* Problem: Would you quote the material below in full and unchanged?

_ _ _ _ _ _ _

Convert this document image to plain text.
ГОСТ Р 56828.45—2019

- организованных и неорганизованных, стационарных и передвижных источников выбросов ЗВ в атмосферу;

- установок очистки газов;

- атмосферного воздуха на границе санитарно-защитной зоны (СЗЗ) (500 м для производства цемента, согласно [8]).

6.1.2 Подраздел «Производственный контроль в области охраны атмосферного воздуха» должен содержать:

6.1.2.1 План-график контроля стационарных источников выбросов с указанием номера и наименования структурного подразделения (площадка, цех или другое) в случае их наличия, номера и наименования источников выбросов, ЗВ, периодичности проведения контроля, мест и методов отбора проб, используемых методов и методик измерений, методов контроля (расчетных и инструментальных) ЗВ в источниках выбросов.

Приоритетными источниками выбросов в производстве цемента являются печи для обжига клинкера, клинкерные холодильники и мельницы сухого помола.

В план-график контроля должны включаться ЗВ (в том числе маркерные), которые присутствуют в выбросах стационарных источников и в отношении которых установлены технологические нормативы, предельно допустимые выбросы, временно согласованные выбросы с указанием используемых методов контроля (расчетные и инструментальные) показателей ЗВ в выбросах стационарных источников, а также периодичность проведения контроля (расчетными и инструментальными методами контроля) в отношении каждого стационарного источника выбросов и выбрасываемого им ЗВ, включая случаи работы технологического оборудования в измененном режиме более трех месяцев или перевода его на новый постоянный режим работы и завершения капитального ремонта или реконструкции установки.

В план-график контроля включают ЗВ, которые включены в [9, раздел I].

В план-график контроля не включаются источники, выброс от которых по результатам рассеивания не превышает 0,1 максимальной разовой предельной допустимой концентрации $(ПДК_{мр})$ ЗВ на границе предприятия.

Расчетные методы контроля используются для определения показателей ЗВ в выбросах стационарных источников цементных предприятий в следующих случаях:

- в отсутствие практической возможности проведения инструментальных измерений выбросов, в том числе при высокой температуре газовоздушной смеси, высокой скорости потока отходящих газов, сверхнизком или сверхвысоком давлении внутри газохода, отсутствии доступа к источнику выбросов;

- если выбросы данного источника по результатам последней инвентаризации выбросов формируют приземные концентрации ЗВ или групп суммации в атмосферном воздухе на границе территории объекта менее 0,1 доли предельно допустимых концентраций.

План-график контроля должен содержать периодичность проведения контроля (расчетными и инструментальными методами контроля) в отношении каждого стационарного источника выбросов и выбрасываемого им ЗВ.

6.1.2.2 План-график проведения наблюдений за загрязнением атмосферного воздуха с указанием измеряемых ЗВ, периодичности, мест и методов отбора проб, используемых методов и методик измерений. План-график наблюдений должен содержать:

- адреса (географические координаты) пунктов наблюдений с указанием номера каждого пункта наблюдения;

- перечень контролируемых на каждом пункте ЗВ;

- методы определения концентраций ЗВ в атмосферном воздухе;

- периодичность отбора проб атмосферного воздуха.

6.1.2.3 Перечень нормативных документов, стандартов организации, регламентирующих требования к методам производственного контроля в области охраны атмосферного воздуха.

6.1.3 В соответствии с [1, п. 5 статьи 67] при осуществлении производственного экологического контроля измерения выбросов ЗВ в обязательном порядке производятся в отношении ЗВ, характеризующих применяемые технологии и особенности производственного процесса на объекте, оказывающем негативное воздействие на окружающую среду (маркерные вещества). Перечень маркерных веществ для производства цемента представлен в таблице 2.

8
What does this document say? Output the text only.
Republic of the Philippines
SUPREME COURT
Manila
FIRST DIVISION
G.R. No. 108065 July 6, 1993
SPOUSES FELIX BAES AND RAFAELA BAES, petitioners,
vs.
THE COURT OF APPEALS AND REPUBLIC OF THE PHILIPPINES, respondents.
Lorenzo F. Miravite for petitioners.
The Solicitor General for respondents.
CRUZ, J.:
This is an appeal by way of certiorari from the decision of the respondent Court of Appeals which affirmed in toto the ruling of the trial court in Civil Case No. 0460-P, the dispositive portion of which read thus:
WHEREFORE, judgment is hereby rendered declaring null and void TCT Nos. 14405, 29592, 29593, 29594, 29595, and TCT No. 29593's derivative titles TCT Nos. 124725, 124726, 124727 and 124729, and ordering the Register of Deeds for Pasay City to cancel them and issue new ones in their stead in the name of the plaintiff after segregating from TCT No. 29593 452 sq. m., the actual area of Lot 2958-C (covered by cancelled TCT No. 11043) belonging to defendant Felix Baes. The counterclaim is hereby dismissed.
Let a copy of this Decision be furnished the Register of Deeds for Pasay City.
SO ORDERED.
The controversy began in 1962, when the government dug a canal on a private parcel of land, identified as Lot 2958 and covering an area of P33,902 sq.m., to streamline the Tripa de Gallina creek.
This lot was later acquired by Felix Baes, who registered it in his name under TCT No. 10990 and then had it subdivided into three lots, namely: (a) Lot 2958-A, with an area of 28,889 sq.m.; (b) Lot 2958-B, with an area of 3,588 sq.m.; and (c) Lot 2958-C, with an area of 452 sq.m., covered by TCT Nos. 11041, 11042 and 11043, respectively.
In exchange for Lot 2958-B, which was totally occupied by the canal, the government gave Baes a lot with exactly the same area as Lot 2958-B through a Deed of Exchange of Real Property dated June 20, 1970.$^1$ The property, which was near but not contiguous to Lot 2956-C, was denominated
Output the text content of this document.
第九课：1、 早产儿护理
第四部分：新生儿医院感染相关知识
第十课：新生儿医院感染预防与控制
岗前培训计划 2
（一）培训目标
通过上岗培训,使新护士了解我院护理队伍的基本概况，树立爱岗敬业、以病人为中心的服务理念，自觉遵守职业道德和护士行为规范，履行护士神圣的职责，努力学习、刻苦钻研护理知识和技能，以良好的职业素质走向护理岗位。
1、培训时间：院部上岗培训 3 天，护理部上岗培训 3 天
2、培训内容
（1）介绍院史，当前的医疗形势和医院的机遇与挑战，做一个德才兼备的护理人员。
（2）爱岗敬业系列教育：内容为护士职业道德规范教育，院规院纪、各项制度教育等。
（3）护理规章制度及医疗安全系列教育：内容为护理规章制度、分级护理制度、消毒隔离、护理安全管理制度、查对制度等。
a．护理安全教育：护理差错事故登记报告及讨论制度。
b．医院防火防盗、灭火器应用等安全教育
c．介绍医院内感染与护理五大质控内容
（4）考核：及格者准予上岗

_ _ _ _ _ _ _

* Solution for this task:
Convert this document image to plain text.
ГОСТ Р 56828.45—2019

- организованных и неорганизованных, стационарных и передвижных источников выбросов ЗВ в атмосферу;

- установок очистки газов;

- атмосферного воздуха на границе санитарно-защитной зоны (СЗЗ) (500 м для производства цемента, согласно [8]).

6.1.2 Подраздел «Производственный контроль в области охраны атмосферного воздуха» должен содержать:

6.1.2.1 План-график контроля стационарных источников выбросов с указанием номера и наименования структурного подразделения (площадка, цех или другое) в случае их наличия, номера и наименования источников выбросов, ЗВ, периодичности проведения контроля, мест и методов отбора проб, используемых методов и методик измерений, методов контроля (расчетных и инструментальных) ЗВ в источниках выбросов.

Приоритетными источниками выбросов в производстве цемента являются печи для обжига клинкера, клинкерные холодильники и мельницы сухого помола.

В план-график контроля должны включаться ЗВ (в том числе маркерные), которые присутствуют в выбросах стационарных источников и в отношении которых установлены технологические нормативы, предельно допустимые выбросы, временно согласованные выбросы с указанием используемых методов контроля (расчетные и инструментальные) показателей ЗВ в выбросах стационарных источников, а также периодичность проведения контроля (расчетными и инструментальными методами контроля) в отношении каждого стационарного источника выбросов и выбрасываемого им ЗВ, включая случаи работы технологического оборудования в измененном режиме более трех месяцев или перевода его на новый постоянный режим работы и завершения капитального ремонта или реконструкции установки.

В план-график контроля включают ЗВ, которые включены в [9, раздел I].

В план-график контроля не включаются источники, выброс от которых по результатам рассеивания не превышает 0,1 максимальной разовой предельной допустимой концентрации $(ПДК_{мр})$ ЗВ на границе предприятия.

Расчетные методы контроля используются для определения показателей ЗВ в выбросах стационарных источников цементных предприятий в следующих случаях:

- в отсутствие практической возможности проведения инструментальных измерений выбросов, в том числе при высокой температуре газовоздушной смеси, высокой скорости потока отходящих газов, сверхнизком или сверхвысоком давлении внутри газохода, отсутствии доступа к источнику выбросов;

- если выбросы данного источника по результатам последней инвентаризации выбросов формируют приземные концентрации ЗВ или групп суммации в атмосферном воздухе на границе территории объекта менее 0,1 доли предельно допустимых концентраций.

План-график контроля должен содержать периодичность проведения контроля (расчетными и инструментальными методами контроля) в отношении каждого стационарного источника выбросов и выбрасываемого им ЗВ.

6.1.2.2 План-график проведения наблюдений за загрязнением атмосферного воздуха с указанием измеряемых ЗВ, периодичности, мест и методов отбора проб, используемых методов и методик измерений. План-график наблюдений должен содержать:

- адреса (географические координаты) пунктов наблюдений с указанием номера каждого пункта наблюдения;

- перечень контролируемых на каждом пункте ЗВ;

- методы определения концентраций ЗВ в атмосферном воздухе;

- периодичность отбора проб атмосферного воздуха.

6.1.2.3 Перечень нормативных документов, стандартов организации, регламентирующих требования к методам производственного контроля в области охраны атмосферного воздуха.

6.1.3 В соответствии с [1, п. 5 статьи 67] при осуществлении производственного экологического контроля измерения выбросов ЗВ в обязательном порядке производятся в отношении ЗВ, характеризующих применяемые технологии и особенности производственного процесса на объекте, оказывающем негативное воздействие на окружающую среду (маркерные вещества). Перечень маркерных веществ для производства цемента представлен в таблице 2.

8
What does this document say? Output the text only.
Republic of the Philippines
SUPREME COURT
Manila
FIRST DIVISION
G.R. No. 108065 July 6, 1993
SPOUSES FELIX BAES AND RAFAELA BAES, petitioners,
vs.
THE COURT OF APPEALS AND REPUBLIC OF THE PHILIPPINES, respondents.
Lorenzo F. Miravite for petitioners.
The Solicitor General for respondents.
CRUZ, J.:
This is an appeal by way of certiorari from the decision of the respondent Court of Appeals which affirmed in toto the ruling of the trial court in Civil Case No. 0460-P, the dispositive portion of which read thus:
WHEREFORE, judgment is hereby rendered declaring null and void TCT Nos. 14405, 29592, 29593, 29594, 29595, and TCT No. 29593's derivative titles TCT Nos. 124725, 124726, 124727 and 124729, and ordering the Register of Deeds for Pasay City to cancel them and issue new ones in their stead in the name of the plaintiff after segregating from TCT No. 29593 452 sq. m., the actual area of Lot 2958-C (covered by cancelled TCT No. 11043) belonging to defendant Felix Baes. The counterclaim is hereby dismissed.
Let a copy of this Decision be furnished the Register of Deeds for Pasay City.
SO ORDERED.
The controversy began in 1962, when the government dug a canal on a private parcel of land, identified as Lot 2958 and covering an area of P33,902 sq.m., to streamline the Tripa de Gallina creek.
This lot was later acquired by Felix Baes, who registered it in his name under TCT No. 10990 and then had it subdivided into three lots, namely: (a) Lot 2958-A, with an area of 28,889 sq.m.; (b) Lot 2958-B, with an area of 3,588 sq.m.; and (c) Lot 2958-C, with an area of 452 sq.m., covered by TCT Nos. 11041, 11042 and 11043, respectively.
In exchange for Lot 2958-B, which was totally occupied by the canal, the government gave Baes a lot with exactly the same area as Lot 2958-B through a Deed of Exchange of Real Property dated June 20, 1970.$^1$ The property, which was near but not contiguous to Lot 2956-C, was denominated
Output the text content of this document.
第九课：1、 早产儿护理
第四部分：新生儿医院感染相关知识
第十课：新生儿医院感染预防与控制
岗前培训计划 2
（一）培训目标
通过上岗培训,使新护士了解我院护理队伍的基本概况，树立爱岗敬业、以病人为中心的服务理念，自觉遵守职业道德和护士行为规范，履行护士神圣的职责，努力学习、刻苦钻研护理知识和技能，以良好的职业素质走向护理岗位。
1、培训时间：院部上岗培训 3 天，护理部上岗培训 3 天
2、培训内容
（1）介绍院史，当前的医疗形势和医院的机遇与挑战，做一个德才兼备的护理人员。
（2）爱岗敬业系列教育：内容为护士职业道德规范教育，院规院纪、各项制度教育等。
（3）护理规章制度及医疗安全系列教育：内容为护理规章制度、分级护理制度、消毒隔离、护理安全管理制度、查对制度等。
a．护理安全教育：护理差错事故登记报告及讨论制度。
b．医院防火防盗、灭火器应用等安全教育
c．介绍医院内感染与护理五大质控内容
（4）考核：及格者准予上岗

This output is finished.